:: EXERCISE ::
Each line of the listing that contains the word "icon" is to be copied.

:: EXERCISE DATA ::
* * * * *

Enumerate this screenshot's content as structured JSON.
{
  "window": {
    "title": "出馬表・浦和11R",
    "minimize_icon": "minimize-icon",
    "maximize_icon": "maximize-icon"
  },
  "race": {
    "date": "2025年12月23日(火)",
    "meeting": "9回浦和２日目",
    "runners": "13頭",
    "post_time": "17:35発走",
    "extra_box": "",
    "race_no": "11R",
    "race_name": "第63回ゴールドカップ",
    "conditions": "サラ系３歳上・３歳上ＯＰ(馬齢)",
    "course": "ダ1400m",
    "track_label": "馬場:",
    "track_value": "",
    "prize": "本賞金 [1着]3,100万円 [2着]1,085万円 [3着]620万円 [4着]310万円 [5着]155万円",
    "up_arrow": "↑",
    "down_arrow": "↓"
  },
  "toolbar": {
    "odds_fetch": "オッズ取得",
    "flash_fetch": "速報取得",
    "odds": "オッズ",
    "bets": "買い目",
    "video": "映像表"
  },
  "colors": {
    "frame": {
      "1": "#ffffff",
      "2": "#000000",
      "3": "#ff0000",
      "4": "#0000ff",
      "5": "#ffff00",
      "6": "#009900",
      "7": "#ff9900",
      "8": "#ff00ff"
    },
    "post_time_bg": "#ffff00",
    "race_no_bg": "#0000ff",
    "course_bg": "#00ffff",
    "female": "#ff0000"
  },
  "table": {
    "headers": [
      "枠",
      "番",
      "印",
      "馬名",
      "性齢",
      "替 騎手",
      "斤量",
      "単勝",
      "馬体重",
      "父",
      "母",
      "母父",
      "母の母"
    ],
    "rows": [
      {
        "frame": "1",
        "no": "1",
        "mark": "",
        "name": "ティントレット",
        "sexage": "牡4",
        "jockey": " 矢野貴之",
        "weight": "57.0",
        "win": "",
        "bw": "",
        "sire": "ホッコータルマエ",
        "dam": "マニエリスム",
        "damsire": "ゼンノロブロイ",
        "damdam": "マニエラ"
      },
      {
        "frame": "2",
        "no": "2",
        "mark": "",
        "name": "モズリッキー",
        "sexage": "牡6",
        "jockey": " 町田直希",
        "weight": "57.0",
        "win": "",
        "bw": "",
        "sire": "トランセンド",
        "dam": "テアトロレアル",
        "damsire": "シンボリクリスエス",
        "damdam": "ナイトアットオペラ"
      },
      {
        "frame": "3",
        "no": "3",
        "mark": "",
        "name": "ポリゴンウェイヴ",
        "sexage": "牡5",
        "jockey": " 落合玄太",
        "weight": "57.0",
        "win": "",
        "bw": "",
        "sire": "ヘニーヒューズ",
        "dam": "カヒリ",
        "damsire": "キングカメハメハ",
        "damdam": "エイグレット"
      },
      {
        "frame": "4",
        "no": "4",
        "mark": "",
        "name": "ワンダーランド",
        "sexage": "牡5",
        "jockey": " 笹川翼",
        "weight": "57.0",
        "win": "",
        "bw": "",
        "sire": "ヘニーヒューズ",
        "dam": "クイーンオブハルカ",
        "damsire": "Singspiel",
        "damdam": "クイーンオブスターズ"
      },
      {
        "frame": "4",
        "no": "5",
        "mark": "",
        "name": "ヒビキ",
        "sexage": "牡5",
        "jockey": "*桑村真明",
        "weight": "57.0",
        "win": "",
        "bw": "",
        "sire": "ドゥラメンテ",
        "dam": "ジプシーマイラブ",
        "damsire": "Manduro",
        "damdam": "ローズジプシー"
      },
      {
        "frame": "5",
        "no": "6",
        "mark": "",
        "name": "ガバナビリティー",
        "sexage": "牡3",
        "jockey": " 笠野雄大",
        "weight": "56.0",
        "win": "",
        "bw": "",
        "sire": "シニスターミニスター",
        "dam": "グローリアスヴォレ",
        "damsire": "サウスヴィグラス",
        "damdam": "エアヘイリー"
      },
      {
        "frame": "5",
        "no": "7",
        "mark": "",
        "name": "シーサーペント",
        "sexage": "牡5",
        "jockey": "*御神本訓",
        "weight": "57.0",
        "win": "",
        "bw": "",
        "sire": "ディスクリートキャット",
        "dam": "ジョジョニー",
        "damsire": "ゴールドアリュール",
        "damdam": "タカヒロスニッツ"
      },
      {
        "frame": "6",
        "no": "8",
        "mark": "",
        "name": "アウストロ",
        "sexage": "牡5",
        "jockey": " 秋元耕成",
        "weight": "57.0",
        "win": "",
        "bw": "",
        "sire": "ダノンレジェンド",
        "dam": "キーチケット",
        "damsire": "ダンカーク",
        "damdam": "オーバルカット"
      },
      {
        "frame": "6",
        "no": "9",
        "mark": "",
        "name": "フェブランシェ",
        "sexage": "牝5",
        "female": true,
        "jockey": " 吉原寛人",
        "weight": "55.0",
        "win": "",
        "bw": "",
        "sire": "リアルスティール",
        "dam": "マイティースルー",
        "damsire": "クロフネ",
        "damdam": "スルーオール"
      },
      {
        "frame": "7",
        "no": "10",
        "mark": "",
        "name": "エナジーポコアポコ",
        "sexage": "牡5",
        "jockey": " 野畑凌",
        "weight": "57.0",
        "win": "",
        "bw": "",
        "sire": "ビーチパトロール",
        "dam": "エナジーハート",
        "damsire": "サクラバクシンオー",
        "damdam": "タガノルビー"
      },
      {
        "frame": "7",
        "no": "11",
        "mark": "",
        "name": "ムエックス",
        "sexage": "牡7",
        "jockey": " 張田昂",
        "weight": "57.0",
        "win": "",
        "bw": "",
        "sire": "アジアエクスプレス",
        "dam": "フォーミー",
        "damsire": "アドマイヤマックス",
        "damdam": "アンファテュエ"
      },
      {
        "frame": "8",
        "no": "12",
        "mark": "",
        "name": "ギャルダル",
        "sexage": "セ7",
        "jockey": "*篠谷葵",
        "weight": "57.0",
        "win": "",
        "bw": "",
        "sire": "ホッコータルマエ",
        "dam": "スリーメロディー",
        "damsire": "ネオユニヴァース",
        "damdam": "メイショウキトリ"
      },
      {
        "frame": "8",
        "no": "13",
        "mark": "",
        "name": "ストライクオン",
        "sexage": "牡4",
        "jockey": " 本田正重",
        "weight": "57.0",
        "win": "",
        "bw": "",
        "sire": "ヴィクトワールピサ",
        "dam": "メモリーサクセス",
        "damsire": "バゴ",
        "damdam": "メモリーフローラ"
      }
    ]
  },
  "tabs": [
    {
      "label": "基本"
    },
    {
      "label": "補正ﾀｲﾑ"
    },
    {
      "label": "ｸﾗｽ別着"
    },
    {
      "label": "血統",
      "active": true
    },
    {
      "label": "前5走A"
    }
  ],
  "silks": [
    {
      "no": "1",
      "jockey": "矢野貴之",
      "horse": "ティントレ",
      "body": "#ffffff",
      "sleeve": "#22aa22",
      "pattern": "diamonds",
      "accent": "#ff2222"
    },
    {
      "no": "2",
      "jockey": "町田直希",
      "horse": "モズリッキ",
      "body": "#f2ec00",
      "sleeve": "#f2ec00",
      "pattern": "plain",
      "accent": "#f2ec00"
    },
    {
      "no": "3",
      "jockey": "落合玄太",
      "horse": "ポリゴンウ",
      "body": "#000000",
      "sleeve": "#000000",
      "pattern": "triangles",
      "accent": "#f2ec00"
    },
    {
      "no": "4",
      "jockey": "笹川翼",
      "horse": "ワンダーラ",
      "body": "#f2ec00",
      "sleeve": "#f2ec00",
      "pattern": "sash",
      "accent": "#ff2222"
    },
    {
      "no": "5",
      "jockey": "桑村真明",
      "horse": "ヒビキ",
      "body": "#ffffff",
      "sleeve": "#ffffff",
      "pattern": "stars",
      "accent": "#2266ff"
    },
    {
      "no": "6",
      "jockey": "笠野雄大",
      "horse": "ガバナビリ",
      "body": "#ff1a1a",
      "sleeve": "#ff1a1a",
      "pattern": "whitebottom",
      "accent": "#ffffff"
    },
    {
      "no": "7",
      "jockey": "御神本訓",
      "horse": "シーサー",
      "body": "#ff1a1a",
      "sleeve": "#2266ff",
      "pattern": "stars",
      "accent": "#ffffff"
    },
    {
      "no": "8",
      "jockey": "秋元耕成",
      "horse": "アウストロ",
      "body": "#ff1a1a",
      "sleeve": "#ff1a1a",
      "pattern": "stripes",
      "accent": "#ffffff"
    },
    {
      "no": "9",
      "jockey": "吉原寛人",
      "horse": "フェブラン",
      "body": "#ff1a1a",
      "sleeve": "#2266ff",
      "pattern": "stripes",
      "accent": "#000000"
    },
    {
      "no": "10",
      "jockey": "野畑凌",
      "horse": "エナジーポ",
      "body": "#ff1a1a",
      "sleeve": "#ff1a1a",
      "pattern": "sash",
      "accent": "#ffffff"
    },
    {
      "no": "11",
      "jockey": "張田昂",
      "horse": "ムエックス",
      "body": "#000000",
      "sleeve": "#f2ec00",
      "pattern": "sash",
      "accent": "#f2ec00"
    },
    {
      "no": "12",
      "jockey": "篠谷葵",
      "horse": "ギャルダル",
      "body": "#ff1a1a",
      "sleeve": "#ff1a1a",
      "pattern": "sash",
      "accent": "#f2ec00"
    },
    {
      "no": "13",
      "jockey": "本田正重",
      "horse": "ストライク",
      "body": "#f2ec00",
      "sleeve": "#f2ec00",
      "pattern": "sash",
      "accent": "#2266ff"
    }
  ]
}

* * * * *

:: TASK RESULT ::
    "minimize_icon": "minimize-icon",
    "maximize_icon": "maximize-icon"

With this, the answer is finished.